BEGIN Text excerpt

Report on the 9th H-ECCO IBD Masterclass

Ann Driessen, ECCO Member

Ann Driessen

The theme of the 19th ECCO Congress in Stockholm, “Crossing borders in IBD”, was reflected in the aim of our educational meeting, which extended beyond the histopathological aspects of IBD. The objective was to highlight the collaboration between different specialisations, mirroring the multidisciplinary nature of our daily practice.  This was clearly evident in the various topics covered during our initial session. Additionally, the Congress theme resonated in the diverse composition of our audience. Feedback revealed an equal division between pathologists and specialists from other fields. 

The 9th H-ECCO IBD Masterclass comprised four sessions entitled:
1. Basics of IBD; 2. Complications in IBD; 3. Right out of the clinic: Difficult IBD cases and 4. Future of IBD.

The first session on Thursday afternoon was chaired by Aart Mookhoek, pathologist (Bern, Switzerland), and Jaap Stoker, radiologist (Amsterdam, the Netherlands). Following the words of welcome by Ann Driessen, pathologist and Chair of the H-ECCO Committee (Antwerp, Belgium), the first three presentations illustrated the daily interaction between specialties. The gastroenterologist Séverine Vermeire (Leuven, Belgium), the pathologist Helder Oliveira Coelho (Cascais, Portugal) and the radiologist Jaap Stoker drew on their respective expertise to delineate expectations regarding the role of the other domains in enhancing patient care. Additionally, the surgeon Pär Myrelid (Linköping, Sweden) played a role in this discourse, discussing classical and new surgical techniques in the treatment of IBD. The session ended with a lecture by Pamela Baldin, pathologist (Brussels, Belgium), who addressed the differences in macroscopy between Ulcerative Colitis and Crohn's Disease.

Francesca Rosini (Bologna, Italy) and Gert de Hertogh (Leuven, Belgium), served as co-chairs of the second session of the afternoon. IBD is characterised by persistent and intense inflammation that causes different complications over time. These complications vary from infections (addressed by Helder Oliveiro Coelho) to inflammatory pathologies such as fulminant colitis (Francesca Rossini), pouchitis (Gert de Hertogh) and an increased risk for dysplasia and carcinoma (Roger Feakins, London, UK). IBD not only affects the gastrointestinal tract but also is associated with various extra-intestinal diseases in other organs such as skin, lung, kidney and liver. A nice overview of this topic was provided by Ann Driessen.

The Friday morning session, co-chaired by Francesca Rossini and Helder Oliveiro Coelho, started with a presentation by Roger Feakins on “The classical patterns of IBD”. Subsequently, various topics were addressed through a series of case studies, presented by pathologists, that gave rise to lively discussion. These case studies concerned a child with very early onset IBD with a skin disorder (Pamela Baldin), IBD in the upper gastrointestinal tract (Aart Mookhoek), indeterminate colitis (Francesca Rossini, Bologna), IBD and primary sclerosing cholangitis (Ann Driessen) and drug-related colitis (Helder Oliveira Coelho).

END Text excerpt

§ **Study questions**:
a) Repeat everything in the masterclass report from "The theme of" down to "from other fields.".
b) Turn the paragraph of the masterclass report that begins "The first session on Thursday afternoon" into a short list that keeps its main facts.

BEGIN Supplied entries

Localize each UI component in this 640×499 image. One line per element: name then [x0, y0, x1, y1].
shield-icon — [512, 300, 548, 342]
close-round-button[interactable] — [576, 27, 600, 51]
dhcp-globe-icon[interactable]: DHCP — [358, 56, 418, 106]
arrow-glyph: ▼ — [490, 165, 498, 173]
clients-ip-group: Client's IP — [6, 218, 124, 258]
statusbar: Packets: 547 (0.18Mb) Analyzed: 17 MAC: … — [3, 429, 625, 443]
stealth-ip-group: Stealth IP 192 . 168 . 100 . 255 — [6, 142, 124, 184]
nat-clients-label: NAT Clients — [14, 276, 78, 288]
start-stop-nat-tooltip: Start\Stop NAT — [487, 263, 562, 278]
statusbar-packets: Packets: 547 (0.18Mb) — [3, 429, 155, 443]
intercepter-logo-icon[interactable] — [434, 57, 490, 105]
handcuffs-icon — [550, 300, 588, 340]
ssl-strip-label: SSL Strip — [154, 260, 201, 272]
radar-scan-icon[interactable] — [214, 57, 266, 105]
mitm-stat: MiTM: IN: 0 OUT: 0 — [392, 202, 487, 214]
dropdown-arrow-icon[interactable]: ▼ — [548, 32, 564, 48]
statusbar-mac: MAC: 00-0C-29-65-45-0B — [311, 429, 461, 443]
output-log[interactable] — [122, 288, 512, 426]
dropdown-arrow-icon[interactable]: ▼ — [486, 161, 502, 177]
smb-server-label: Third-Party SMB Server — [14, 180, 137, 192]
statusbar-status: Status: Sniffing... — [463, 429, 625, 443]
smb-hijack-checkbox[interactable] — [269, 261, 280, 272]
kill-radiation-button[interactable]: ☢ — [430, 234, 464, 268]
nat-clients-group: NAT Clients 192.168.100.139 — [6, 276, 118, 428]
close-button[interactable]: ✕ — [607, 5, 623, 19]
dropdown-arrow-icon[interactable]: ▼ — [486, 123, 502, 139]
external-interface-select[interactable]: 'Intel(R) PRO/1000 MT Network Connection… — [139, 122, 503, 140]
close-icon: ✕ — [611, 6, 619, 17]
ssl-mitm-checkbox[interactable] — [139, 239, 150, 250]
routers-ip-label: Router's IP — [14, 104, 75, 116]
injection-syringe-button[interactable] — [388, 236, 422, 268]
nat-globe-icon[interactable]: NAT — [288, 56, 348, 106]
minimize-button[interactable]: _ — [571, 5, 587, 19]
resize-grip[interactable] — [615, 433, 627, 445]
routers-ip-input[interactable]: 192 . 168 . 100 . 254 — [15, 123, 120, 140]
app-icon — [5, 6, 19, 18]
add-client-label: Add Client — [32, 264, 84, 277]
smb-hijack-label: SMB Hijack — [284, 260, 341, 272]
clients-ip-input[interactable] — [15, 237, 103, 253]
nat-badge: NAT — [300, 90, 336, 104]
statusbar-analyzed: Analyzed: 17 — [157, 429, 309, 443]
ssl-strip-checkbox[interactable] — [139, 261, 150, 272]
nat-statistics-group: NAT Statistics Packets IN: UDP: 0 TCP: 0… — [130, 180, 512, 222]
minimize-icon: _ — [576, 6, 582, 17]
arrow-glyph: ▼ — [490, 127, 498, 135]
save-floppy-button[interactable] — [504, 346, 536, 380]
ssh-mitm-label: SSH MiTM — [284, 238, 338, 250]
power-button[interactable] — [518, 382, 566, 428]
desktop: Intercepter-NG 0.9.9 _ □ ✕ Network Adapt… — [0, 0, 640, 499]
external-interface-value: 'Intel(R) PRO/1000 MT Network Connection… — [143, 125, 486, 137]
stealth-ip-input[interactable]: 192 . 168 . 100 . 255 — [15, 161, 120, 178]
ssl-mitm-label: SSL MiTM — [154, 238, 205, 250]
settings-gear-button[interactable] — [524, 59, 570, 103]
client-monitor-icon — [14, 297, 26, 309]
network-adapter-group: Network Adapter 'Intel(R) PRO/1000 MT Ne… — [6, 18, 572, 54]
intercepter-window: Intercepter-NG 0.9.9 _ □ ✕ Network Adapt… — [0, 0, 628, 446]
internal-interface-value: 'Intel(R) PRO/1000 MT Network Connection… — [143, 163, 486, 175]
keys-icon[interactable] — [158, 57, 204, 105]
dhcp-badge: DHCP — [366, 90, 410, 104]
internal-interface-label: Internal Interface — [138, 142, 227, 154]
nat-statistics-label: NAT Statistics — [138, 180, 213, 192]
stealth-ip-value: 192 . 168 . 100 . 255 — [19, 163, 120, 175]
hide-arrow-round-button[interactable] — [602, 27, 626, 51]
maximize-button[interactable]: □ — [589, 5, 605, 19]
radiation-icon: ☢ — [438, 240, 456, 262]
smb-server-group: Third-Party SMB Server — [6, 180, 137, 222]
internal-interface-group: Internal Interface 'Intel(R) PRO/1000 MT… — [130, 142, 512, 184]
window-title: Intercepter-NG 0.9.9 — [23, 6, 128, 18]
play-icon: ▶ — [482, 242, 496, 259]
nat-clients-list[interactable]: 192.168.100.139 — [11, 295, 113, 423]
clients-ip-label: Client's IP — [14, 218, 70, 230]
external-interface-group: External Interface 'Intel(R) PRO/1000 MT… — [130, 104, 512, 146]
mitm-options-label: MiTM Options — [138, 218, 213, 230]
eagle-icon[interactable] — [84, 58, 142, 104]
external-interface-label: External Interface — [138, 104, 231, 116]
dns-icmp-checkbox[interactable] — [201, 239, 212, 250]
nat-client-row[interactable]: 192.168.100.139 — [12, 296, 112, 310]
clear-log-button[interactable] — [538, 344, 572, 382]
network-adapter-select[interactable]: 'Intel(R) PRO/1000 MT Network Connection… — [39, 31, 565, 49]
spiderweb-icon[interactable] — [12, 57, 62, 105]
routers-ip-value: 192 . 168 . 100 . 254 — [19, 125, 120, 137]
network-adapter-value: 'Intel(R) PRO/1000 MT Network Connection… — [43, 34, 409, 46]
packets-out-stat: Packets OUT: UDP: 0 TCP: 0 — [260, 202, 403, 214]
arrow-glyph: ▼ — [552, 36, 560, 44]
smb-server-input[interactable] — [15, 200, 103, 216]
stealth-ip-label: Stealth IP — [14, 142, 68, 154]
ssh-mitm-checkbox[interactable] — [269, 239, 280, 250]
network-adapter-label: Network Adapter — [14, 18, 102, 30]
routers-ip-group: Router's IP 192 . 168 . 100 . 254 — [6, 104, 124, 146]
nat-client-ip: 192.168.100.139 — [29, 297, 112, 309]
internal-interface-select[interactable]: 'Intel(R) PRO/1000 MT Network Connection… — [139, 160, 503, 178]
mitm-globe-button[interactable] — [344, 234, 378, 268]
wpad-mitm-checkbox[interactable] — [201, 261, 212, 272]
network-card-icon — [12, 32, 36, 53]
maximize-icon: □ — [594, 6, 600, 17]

END Supplied entries

§ **Responses in order**:
a)
The theme of the 19th ECCO Congress in Stockholm, “Crossing borders in IBD”, was reflected in the aim of our educational meeting, which extended beyond the histopathological aspects of IBD. The objective was to highlight the collaboration between different specialisations, mirroring the multidisciplinary nature of our daily practice.  This was clearly evident in the various topics covered during our initial session. Additionally, the Congress theme resonated in the diverse composition of our audience. Feedback revealed an equal division between pathologists and specialists from other fields.

b)
- Chairs: Aart Mookhoek, pathologist (Bern, Switzerland), and Jaap Stoker, radiologist (Amsterdam, the Netherlands).
- Welcome: Ann Driessen, pathologist and Chair of the H-ECCO Committee (Antwerp, Belgium).
- First three presentations: gastroenterologist Séverine Vermeire (Leuven, Belgium), pathologist Helder Oliveira Coelho (Cascais, Portugal) and radiologist Jaap Stoker. They illustrated the daily interaction between specialties and set out what each expects of the other domains in enhancing patient care.
- Surgeon Pär Myrelid (Linköping, Sweden): classical and new surgical techniques in the treatment of IBD.
- Closing lecture: pathologist Pamela Baldin (Brussels, Belgium), on the differences in macroscopy between Ulcerative Colitis and Crohn's Disease.